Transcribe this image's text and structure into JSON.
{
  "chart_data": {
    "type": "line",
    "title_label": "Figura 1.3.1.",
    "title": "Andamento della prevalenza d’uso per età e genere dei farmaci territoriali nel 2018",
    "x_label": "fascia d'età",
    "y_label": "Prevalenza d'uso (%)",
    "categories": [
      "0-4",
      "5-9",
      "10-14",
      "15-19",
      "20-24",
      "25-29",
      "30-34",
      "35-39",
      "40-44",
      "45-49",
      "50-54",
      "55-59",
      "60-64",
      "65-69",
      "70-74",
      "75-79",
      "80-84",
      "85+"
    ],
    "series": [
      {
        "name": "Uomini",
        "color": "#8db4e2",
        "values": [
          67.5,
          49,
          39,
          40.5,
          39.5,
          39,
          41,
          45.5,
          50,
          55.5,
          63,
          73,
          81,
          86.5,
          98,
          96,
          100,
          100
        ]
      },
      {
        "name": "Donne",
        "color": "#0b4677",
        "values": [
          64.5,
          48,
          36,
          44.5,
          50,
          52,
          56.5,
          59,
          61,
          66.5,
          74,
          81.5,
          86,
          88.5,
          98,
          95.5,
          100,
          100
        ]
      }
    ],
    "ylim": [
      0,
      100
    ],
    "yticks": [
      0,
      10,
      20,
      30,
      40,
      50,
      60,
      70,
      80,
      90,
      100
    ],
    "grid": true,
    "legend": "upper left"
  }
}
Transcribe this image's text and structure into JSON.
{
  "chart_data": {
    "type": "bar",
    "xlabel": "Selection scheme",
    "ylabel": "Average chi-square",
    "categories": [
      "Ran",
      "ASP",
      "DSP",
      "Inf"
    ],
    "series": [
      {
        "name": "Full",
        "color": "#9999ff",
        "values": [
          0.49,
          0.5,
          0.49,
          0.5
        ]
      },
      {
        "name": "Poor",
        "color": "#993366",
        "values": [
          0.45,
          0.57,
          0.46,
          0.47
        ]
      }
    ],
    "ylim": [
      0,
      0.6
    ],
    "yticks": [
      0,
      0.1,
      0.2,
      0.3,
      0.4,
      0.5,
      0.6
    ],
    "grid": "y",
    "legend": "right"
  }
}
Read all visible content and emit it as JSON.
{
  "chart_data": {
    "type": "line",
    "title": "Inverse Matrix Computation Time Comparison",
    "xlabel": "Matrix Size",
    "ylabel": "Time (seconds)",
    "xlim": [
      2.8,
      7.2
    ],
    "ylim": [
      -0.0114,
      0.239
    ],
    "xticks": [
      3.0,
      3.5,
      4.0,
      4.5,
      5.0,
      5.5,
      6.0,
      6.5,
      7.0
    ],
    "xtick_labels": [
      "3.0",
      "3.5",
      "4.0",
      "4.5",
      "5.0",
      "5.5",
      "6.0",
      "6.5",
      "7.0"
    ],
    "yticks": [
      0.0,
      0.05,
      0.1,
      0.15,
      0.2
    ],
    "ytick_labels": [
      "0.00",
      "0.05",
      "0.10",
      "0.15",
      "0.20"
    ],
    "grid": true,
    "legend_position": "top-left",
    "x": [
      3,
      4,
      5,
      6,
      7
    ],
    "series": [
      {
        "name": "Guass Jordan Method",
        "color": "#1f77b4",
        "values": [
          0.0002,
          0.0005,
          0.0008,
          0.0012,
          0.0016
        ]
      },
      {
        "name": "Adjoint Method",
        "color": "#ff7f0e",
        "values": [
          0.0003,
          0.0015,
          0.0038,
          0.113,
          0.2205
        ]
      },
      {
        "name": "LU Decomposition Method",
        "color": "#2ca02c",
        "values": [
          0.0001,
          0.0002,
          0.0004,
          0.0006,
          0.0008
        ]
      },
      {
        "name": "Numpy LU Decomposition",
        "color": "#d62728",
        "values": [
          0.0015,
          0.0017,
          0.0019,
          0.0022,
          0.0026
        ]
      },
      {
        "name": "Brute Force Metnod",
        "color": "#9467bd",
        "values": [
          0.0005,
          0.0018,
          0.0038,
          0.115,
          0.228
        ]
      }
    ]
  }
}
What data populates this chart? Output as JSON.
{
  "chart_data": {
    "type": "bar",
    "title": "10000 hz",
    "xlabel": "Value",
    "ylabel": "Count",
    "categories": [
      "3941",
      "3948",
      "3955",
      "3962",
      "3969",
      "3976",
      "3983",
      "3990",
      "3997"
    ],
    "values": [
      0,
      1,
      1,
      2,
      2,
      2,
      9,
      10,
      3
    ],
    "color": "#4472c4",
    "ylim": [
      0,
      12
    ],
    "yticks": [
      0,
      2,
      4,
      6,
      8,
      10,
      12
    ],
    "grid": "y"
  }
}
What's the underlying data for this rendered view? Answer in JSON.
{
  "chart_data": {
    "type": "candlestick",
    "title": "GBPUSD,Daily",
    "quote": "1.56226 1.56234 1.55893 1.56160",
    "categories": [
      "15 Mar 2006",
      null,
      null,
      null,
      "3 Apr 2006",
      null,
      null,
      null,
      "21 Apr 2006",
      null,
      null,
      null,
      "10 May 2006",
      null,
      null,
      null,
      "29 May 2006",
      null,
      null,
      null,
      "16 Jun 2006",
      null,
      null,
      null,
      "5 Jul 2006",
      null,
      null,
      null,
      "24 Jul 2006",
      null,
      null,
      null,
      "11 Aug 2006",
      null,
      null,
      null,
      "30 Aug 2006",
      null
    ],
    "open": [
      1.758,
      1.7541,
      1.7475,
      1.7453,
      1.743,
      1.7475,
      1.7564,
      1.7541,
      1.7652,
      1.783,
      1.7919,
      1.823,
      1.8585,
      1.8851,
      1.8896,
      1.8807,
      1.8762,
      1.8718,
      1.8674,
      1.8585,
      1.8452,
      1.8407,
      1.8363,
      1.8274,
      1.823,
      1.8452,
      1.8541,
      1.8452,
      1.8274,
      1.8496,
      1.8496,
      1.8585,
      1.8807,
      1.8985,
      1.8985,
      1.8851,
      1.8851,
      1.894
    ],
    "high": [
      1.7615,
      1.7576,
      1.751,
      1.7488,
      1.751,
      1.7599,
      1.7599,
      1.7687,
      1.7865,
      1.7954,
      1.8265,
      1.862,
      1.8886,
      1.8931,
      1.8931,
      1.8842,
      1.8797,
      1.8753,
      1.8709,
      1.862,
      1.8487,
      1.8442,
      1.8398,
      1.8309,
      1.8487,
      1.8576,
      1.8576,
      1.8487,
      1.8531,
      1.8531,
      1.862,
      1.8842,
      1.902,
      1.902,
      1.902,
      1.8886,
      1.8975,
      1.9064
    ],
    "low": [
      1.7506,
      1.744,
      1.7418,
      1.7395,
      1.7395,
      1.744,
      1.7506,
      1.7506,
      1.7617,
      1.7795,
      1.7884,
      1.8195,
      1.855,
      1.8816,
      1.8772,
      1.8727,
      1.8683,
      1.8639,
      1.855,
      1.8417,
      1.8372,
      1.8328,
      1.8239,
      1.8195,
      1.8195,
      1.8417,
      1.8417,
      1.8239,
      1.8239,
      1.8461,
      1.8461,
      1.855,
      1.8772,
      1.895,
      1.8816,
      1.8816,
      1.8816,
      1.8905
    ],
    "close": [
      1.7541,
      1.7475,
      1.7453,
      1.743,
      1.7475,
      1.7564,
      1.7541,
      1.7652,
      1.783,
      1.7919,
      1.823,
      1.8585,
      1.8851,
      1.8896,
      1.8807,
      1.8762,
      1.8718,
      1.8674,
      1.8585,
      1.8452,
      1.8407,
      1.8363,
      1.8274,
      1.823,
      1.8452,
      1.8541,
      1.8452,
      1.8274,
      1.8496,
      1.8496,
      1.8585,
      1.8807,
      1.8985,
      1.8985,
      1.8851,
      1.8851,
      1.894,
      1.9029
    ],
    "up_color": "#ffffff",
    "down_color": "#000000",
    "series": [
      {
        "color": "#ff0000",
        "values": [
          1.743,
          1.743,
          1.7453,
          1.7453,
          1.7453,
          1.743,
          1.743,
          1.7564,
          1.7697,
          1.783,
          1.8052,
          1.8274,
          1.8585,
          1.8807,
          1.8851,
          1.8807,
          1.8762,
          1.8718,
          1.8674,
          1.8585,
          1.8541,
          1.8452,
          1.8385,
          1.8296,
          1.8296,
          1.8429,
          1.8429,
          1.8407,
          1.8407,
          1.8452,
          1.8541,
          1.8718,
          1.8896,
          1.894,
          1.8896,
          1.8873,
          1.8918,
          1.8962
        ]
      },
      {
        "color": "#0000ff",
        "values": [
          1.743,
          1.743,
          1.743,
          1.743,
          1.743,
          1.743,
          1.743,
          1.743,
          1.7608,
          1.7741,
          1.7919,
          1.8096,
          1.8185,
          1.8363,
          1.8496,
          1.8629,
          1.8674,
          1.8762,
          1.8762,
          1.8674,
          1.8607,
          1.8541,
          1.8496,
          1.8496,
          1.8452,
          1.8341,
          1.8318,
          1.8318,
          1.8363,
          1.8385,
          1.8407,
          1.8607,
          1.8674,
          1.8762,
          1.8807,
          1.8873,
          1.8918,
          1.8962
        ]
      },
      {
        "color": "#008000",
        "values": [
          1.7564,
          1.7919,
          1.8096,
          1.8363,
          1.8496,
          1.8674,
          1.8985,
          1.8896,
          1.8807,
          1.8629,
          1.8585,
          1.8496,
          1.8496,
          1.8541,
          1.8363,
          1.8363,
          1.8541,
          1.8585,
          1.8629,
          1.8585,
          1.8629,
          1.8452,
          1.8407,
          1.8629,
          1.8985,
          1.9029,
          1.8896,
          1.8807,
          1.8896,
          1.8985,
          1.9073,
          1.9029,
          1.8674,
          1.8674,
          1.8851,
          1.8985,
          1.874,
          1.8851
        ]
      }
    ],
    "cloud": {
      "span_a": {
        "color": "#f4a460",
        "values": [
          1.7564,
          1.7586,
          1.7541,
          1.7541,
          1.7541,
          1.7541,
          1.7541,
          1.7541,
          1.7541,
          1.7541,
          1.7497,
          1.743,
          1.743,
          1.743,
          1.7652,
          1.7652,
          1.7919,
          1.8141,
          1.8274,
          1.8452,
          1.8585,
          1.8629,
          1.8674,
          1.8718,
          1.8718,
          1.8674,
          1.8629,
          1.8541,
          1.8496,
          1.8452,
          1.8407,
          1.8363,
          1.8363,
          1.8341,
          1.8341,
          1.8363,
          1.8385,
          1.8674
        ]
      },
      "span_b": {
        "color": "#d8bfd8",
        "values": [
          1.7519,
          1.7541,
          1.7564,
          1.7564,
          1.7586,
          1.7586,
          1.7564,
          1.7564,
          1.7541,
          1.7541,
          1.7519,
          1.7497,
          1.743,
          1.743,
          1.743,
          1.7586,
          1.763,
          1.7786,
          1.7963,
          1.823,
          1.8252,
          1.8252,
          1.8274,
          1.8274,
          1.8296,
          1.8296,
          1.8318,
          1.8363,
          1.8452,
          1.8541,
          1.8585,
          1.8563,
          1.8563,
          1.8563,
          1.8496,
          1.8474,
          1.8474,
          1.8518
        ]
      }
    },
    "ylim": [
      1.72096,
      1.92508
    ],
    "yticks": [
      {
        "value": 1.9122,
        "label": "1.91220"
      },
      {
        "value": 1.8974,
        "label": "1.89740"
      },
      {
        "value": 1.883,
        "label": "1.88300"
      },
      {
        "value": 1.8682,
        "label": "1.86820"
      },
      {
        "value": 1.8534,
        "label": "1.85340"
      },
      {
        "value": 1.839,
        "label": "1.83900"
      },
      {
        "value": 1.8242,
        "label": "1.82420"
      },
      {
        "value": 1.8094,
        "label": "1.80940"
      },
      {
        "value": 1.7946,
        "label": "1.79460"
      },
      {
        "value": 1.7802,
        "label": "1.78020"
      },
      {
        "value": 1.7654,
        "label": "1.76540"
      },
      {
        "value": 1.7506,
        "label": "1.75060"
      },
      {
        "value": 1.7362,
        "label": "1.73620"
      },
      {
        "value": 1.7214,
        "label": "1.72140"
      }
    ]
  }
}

WHAT IS REQUIRED - From the data above, copy each line where the string "this" appears.

SOLUTION TO THE PROBLEM -
Transcribe this image's text and structure into JSON.
Transcribe this image's text and structure into JSON.
What data populates this chart? Output as JSON.
What's the underlying data for this rendered view? Answer in JSON.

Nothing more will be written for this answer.